• [The problem] Leave out the pictures and copy everything else below exactly.

(Structured figure records)
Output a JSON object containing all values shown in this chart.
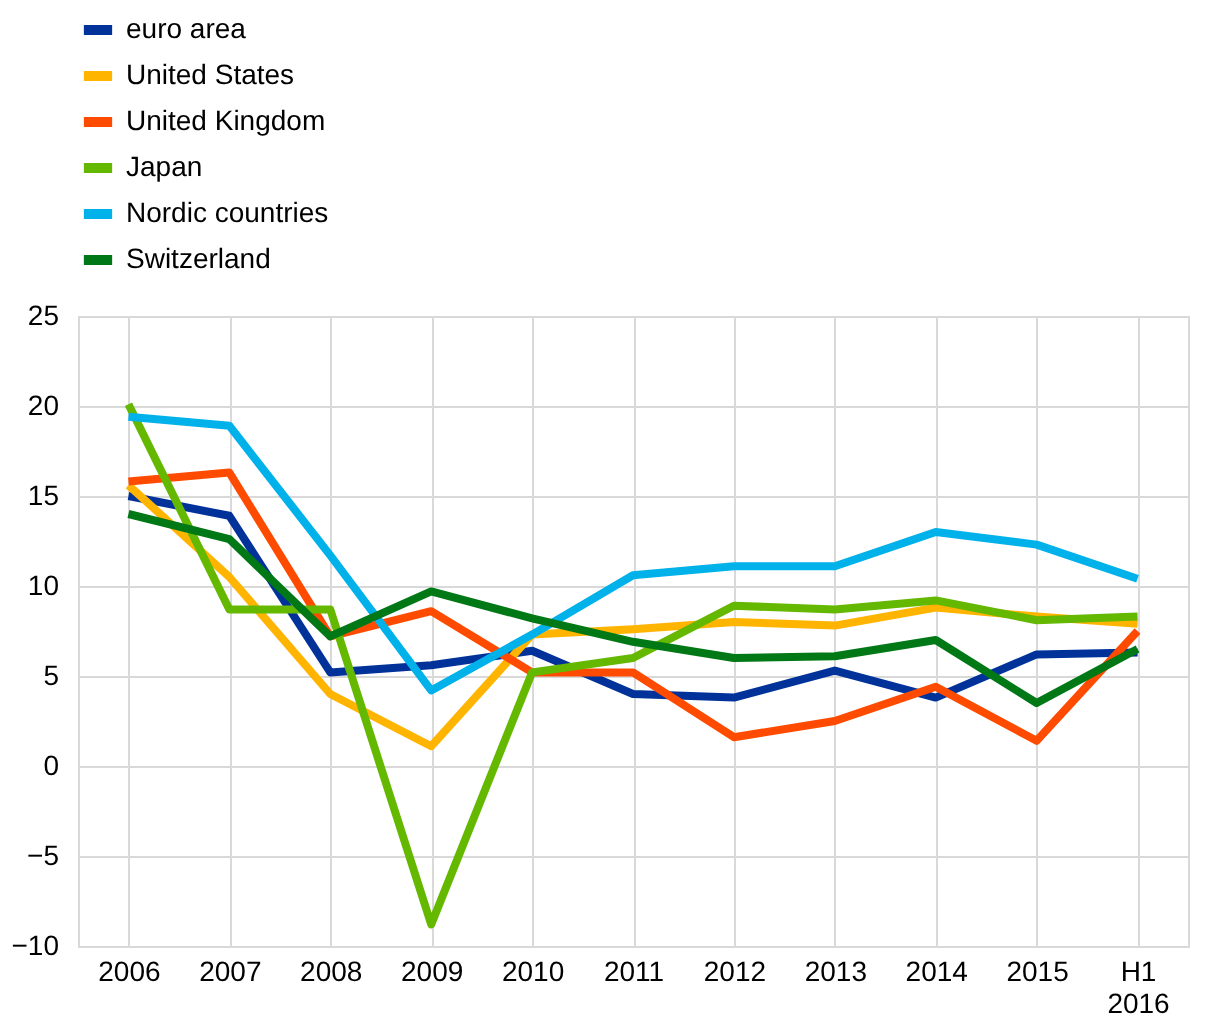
{
  "chart_data": {
    "type": "line",
    "categories": [
      "2006",
      "2007",
      "2008",
      "2009",
      "2010",
      "2011",
      "2012",
      "2013",
      "2014",
      "2015",
      "H1 2016"
    ],
    "series": [
      {
        "name": "euro area",
        "color": "#003299",
        "values": [
          15.0,
          13.9,
          5.2,
          5.6,
          6.4,
          4.0,
          3.8,
          5.3,
          3.8,
          6.2,
          6.3
        ]
      },
      {
        "name": "United States",
        "color": "#ffb400",
        "values": [
          15.6,
          10.5,
          4.0,
          1.1,
          7.3,
          7.6,
          8.0,
          7.8,
          8.8,
          8.3,
          7.9
        ]
      },
      {
        "name": "United Kingdom",
        "color": "#ff4b00",
        "values": [
          15.8,
          16.3,
          7.2,
          8.6,
          5.2,
          5.2,
          1.6,
          2.5,
          4.4,
          1.4,
          7.5
        ]
      },
      {
        "name": "Japan",
        "color": "#65b800",
        "values": [
          20.1,
          8.7,
          8.7,
          -8.8,
          5.2,
          6.0,
          8.9,
          8.7,
          9.2,
          8.1,
          8.3
        ]
      },
      {
        "name": "Nordic countries",
        "color": "#00b1ea",
        "values": [
          19.4,
          18.9,
          11.7,
          4.2,
          7.3,
          10.6,
          11.1,
          11.1,
          13.0,
          12.3,
          10.4
        ]
      },
      {
        "name": "Switzerland",
        "color": "#007816",
        "values": [
          14.0,
          12.6,
          7.2,
          9.7,
          8.2,
          6.9,
          6.0,
          6.1,
          7.0,
          3.5,
          6.5
        ]
      }
    ],
    "ylim": [
      -10,
      25
    ],
    "yticks": [
      -10,
      -5,
      0,
      5,
      10,
      15,
      20,
      25
    ],
    "grid": true,
    "legend": "top left",
    "marker": "none",
    "line_style": "solid"
  }
}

• [In response]
Output a JSON object containing all values shown in this chart.
{
  "chart_data": {
    "type": "line",
    "categories": [
      "2006",
      "2007",
      "2008",
      "2009",
      "2010",
      "2011",
      "2012",
      "2013",
      "2014",
      "2015",
      "H1 2016"
    ],
    "series": [
      {
        "name": "euro area",
        "color": "#003299",
        "values": [
          15.0,
          13.9,
          5.2,
          5.6,
          6.4,
          4.0,
          3.8,
          5.3,
          3.8,
          6.2,
          6.3
        ]
      },
      {
        "name": "United States",
        "color": "#ffb400",
        "values": [
          15.6,
          10.5,
          4.0,
          1.1,
          7.3,
          7.6,
          8.0,
          7.8,
          8.8,
          8.3,
          7.9
        ]
      },
      {
        "name": "United Kingdom",
        "color": "#ff4b00",
        "values": [
          15.8,
          16.3,
          7.2,
          8.6,
          5.2,
          5.2,
          1.6,
          2.5,
          4.4,
          1.4,
          7.5
        ]
      },
      {
        "name": "Japan",
        "color": "#65b800",
        "values": [
          20.1,
          8.7,
          8.7,
          -8.8,
          5.2,
          6.0,
          8.9,
          8.7,
          9.2,
          8.1,
          8.3
        ]
      },
      {
        "name": "Nordic countries",
        "color": "#00b1ea",
        "values": [
          19.4,
          18.9,
          11.7,
          4.2,
          7.3,
          10.6,
          11.1,
          11.1,
          13.0,
          12.3,
          10.4
        ]
      },
      {
        "name": "Switzerland",
        "color": "#007816",
        "values": [
          14.0,
          12.6,
          7.2,
          9.7,
          8.2,
          6.9,
          6.0,
          6.1,
          7.0,
          3.5,
          6.5
        ]
      }
    ],
    "ylim": [
      -10,
      25
    ],
    "yticks": [
      -10,
      -5,
      0,
      5,
      10,
      15,
      20,
      25
    ],
    "grid": true,
    "legend": "top left",
    "marker": "none",
    "line_style": "solid"
  }
}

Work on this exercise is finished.